+++ Information shown +++

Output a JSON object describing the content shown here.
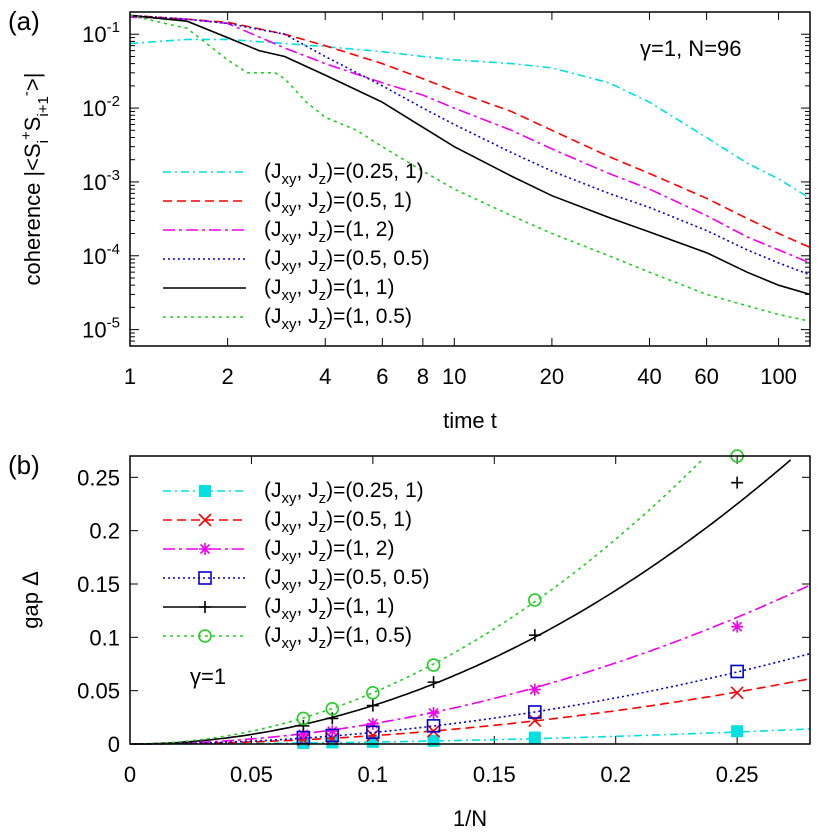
{
  "chart_data": [
    {
      "type": "line",
      "panel_label": "(a)",
      "annotation": "γ=1, N=96",
      "xlabel": "time t",
      "ylabel": "coherence |<S_i^+ S_{i+1}^->|",
      "xscale": "log",
      "yscale": "log",
      "xlim": [
        1,
        125
      ],
      "ylim": [
        6e-06,
        0.2
      ],
      "x_ticks": [
        1,
        2,
        4,
        6,
        8,
        10,
        20,
        40,
        60,
        100
      ],
      "x_tick_labels": [
        "1",
        "2",
        "4",
        "6",
        "8",
        "10",
        "20",
        "40",
        "60",
        "100"
      ],
      "y_ticks": [
        1e-05,
        0.0001,
        0.001,
        0.01,
        0.1
      ],
      "y_tick_labels": [
        {
          "base": "10",
          "exp": "-5"
        },
        {
          "base": "10",
          "exp": "-4"
        },
        {
          "base": "10",
          "exp": "-3"
        },
        {
          "base": "10",
          "exp": "-2"
        },
        {
          "base": "10",
          "exp": "-1"
        }
      ],
      "legend_position": "bottom-left",
      "series": [
        {
          "name": "(Jxy, Jz)=(0.25, 1)",
          "label_vals": "=(0.25, 1)",
          "color": "#00e0e0",
          "dash": "8,4,2,4",
          "x": [
            1,
            1.5,
            2,
            3,
            4,
            6,
            8,
            10,
            15,
            20,
            30,
            40,
            60,
            80,
            100,
            125
          ],
          "y": [
            0.075,
            0.085,
            0.085,
            0.075,
            0.068,
            0.058,
            0.05,
            0.045,
            0.04,
            0.035,
            0.022,
            0.012,
            0.004,
            0.0018,
            0.0011,
            0.0006
          ]
        },
        {
          "name": "(Jxy, Jz)=(0.5, 1)",
          "label_vals": "=(0.5, 1)",
          "color": "#ff0000",
          "dash": "9,5",
          "x": [
            1,
            1.5,
            2,
            3,
            4,
            6,
            8,
            10,
            15,
            20,
            30,
            40,
            60,
            80,
            100,
            125
          ],
          "y": [
            0.18,
            0.16,
            0.145,
            0.1,
            0.07,
            0.04,
            0.025,
            0.017,
            0.009,
            0.005,
            0.0022,
            0.0013,
            0.0006,
            0.00032,
            0.0002,
            0.00013
          ]
        },
        {
          "name": "(Jxy, Jz)=(1, 2)",
          "label_vals": "=(1, 2)",
          "color": "#ee00ee",
          "dash": "12,4,3,4",
          "x": [
            1,
            1.5,
            2,
            3,
            4,
            6,
            8,
            10,
            15,
            20,
            30,
            40,
            60,
            80,
            100,
            125
          ],
          "y": [
            0.17,
            0.16,
            0.14,
            0.065,
            0.04,
            0.022,
            0.015,
            0.01,
            0.005,
            0.0028,
            0.0013,
            0.0008,
            0.00035,
            0.00018,
            0.00012,
            8e-05
          ]
        },
        {
          "name": "(Jxy, Jz)=(0.5, 0.5)",
          "label_vals": "=(0.5, 0.5)",
          "color": "#0000cc",
          "dash": "2,3",
          "x": [
            1,
            1.5,
            2,
            3,
            4,
            6,
            8,
            10,
            15,
            20,
            30,
            40,
            60,
            80,
            100,
            125
          ],
          "y": [
            0.18,
            0.16,
            0.14,
            0.1,
            0.05,
            0.02,
            0.01,
            0.006,
            0.0025,
            0.0014,
            0.0007,
            0.00045,
            0.00022,
            0.00012,
            8e-05,
            5.5e-05
          ]
        },
        {
          "name": "(Jxy, Jz)=(1, 1)",
          "label_vals": "=(1, 1)",
          "color": "#000000",
          "dash": "",
          "x": [
            1,
            1.5,
            2,
            2.5,
            3,
            4,
            6,
            8,
            10,
            15,
            20,
            30,
            40,
            60,
            80,
            100,
            125
          ],
          "y": [
            0.18,
            0.15,
            0.09,
            0.06,
            0.05,
            0.028,
            0.012,
            0.0055,
            0.003,
            0.0012,
            0.00065,
            0.00033,
            0.00021,
            0.00011,
            6e-05,
            4e-05,
            3e-05
          ]
        },
        {
          "name": "(Jxy, Jz)=(1, 0.5)",
          "label_vals": "=(1, 0.5)",
          "color": "#22cc22",
          "dash": "3,4",
          "x": [
            1,
            1.5,
            2,
            2.3,
            2.8,
            3,
            3.5,
            4,
            5,
            6,
            8,
            10,
            15,
            20,
            30,
            40,
            60,
            80,
            100,
            125
          ],
          "y": [
            0.18,
            0.12,
            0.045,
            0.03,
            0.03,
            0.025,
            0.012,
            0.0075,
            0.005,
            0.003,
            0.0014,
            0.0008,
            0.00035,
            0.0002,
            0.0001,
            6e-05,
            3e-05,
            2.1e-05,
            1.6e-05,
            1.3e-05
          ]
        }
      ]
    },
    {
      "type": "line",
      "panel_label": "(b)",
      "annotation": "γ=1",
      "xlabel": "1/N",
      "ylabel": "gap Δ",
      "xlim": [
        0,
        0.28
      ],
      "ylim": [
        0,
        0.27
      ],
      "x_ticks": [
        0,
        0.05,
        0.1,
        0.15,
        0.2,
        0.25
      ],
      "x_tick_labels": [
        "0",
        "0.05",
        "0.1",
        "0.15",
        "0.2",
        "0.25"
      ],
      "y_ticks": [
        0,
        0.05,
        0.1,
        0.15,
        0.2,
        0.25
      ],
      "y_tick_labels": [
        "0",
        "0.05",
        "0.1",
        "0.15",
        "0.2",
        "0.25"
      ],
      "legend_position": "top-left",
      "series": [
        {
          "name": "(Jxy, Jz)=(0.25, 1)",
          "label_vals": "=(0.25, 1)",
          "color": "#00e0e0",
          "dash": "8,4,2,4",
          "marker": "square-filled",
          "points_x": [
            0.0714,
            0.0833,
            0.1,
            0.125,
            0.1667,
            0.25
          ],
          "points_y": [
            0.001,
            0.0015,
            0.002,
            0.003,
            0.006,
            0.012
          ],
          "fit_coef": 0.18
        },
        {
          "name": "(Jxy, Jz)=(0.5, 1)",
          "label_vals": "=(0.5, 1)",
          "color": "#ff0000",
          "dash": "9,5",
          "marker": "x",
          "points_x": [
            0.0714,
            0.0833,
            0.1,
            0.125,
            0.1667,
            0.25
          ],
          "points_y": [
            0.004,
            0.005,
            0.008,
            0.012,
            0.022,
            0.048
          ],
          "fit_coef": 0.78
        },
        {
          "name": "(Jxy, Jz)=(1, 2)",
          "label_vals": "=(1, 2)",
          "color": "#ee00ee",
          "dash": "12,4,3,4",
          "marker": "star",
          "points_x": [
            0.0714,
            0.0833,
            0.1,
            0.125,
            0.1667,
            0.25
          ],
          "points_y": [
            0.009,
            0.012,
            0.019,
            0.029,
            0.051,
            0.11
          ],
          "fit_coef": 1.9
        },
        {
          "name": "(Jxy, Jz)=(0.5, 0.5)",
          "label_vals": "=(0.5, 0.5)",
          "color": "#0000cc",
          "dash": "2,3",
          "marker": "square-open",
          "points_x": [
            0.0714,
            0.0833,
            0.1,
            0.125,
            0.1667,
            0.25
          ],
          "points_y": [
            0.006,
            0.008,
            0.011,
            0.017,
            0.03,
            0.068
          ],
          "fit_coef": 1.08
        },
        {
          "name": "(Jxy, Jz)=(1, 1)",
          "label_vals": "=(1, 1)",
          "color": "#000000",
          "dash": "",
          "marker": "plus",
          "points_x": [
            0.0714,
            0.0833,
            0.1,
            0.125,
            0.1667,
            0.25
          ],
          "points_y": [
            0.017,
            0.024,
            0.036,
            0.058,
            0.102,
            0.245
          ],
          "fit_coef": 3.6
        },
        {
          "name": "(Jxy, Jz)=(1, 0.5)",
          "label_vals": "=(1, 0.5)",
          "color": "#22cc22",
          "dash": "3,4",
          "marker": "circle-open",
          "points_x": [
            0.0714,
            0.0833,
            0.1,
            0.125,
            0.1667,
            0.25
          ],
          "points_y": [
            0.024,
            0.033,
            0.048,
            0.074,
            0.135,
            0.27
          ],
          "fit_coef": 4.8
        }
      ]
    }
  ]
}
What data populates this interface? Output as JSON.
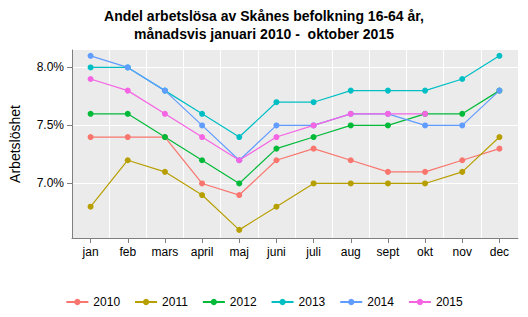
{
  "chart_data": {
    "type": "line",
    "title": "Andel arbetslösa av Skånes befolkning 16-64 år,\nmånadsvis januari 2010 -  oktober 2015",
    "y_label": "Arbetslöshet",
    "categories": [
      "jan",
      "feb",
      "mars",
      "april",
      "maj",
      "juni",
      "juli",
      "aug",
      "sept",
      "okt",
      "nov",
      "dec"
    ],
    "series": [
      {
        "name": "2010",
        "color": "#F8766D",
        "values": [
          7.4,
          7.4,
          7.4,
          7.0,
          6.9,
          7.2,
          7.3,
          7.2,
          7.1,
          7.1,
          7.2,
          7.3
        ]
      },
      {
        "name": "2011",
        "color": "#B79F00",
        "values": [
          6.8,
          7.2,
          7.1,
          6.9,
          6.6,
          6.8,
          7.0,
          7.0,
          7.0,
          7.0,
          7.1,
          7.4
        ]
      },
      {
        "name": "2012",
        "color": "#00BA38",
        "values": [
          7.6,
          7.6,
          7.4,
          7.2,
          7.0,
          7.3,
          7.4,
          7.5,
          7.5,
          7.6,
          7.6,
          7.8
        ]
      },
      {
        "name": "2013",
        "color": "#00BFC4",
        "values": [
          8.0,
          8.0,
          7.8,
          7.6,
          7.4,
          7.7,
          7.7,
          7.8,
          7.8,
          7.8,
          7.9,
          8.1
        ]
      },
      {
        "name": "2014",
        "color": "#619CFF",
        "values": [
          8.1,
          8.0,
          7.8,
          7.5,
          7.2,
          7.5,
          7.5,
          7.6,
          7.6,
          7.5,
          7.5,
          7.8
        ]
      },
      {
        "name": "2015",
        "color": "#F564E3",
        "values": [
          7.9,
          7.8,
          7.6,
          7.4,
          7.2,
          7.4,
          7.5,
          7.6,
          7.6,
          7.6,
          null,
          null
        ]
      }
    ],
    "ylim": [
      6.53,
      8.15
    ],
    "yticks": [
      {
        "value": 7.0,
        "label": "7.0%"
      },
      {
        "value": 7.5,
        "label": "7.5%"
      },
      {
        "value": 8.0,
        "label": "8.0%"
      }
    ],
    "grid": true,
    "legend": "bottom",
    "marker": "circle"
  }
}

+++

From the listing above, collect every line that mentions the word "marker".

          "marker": "square-filled",
          "marker": "x",
          "marker": "star",
          "marker": "square-open",
          "marker": "plus",
          "marker": "circle-open",
    "marker": "circle"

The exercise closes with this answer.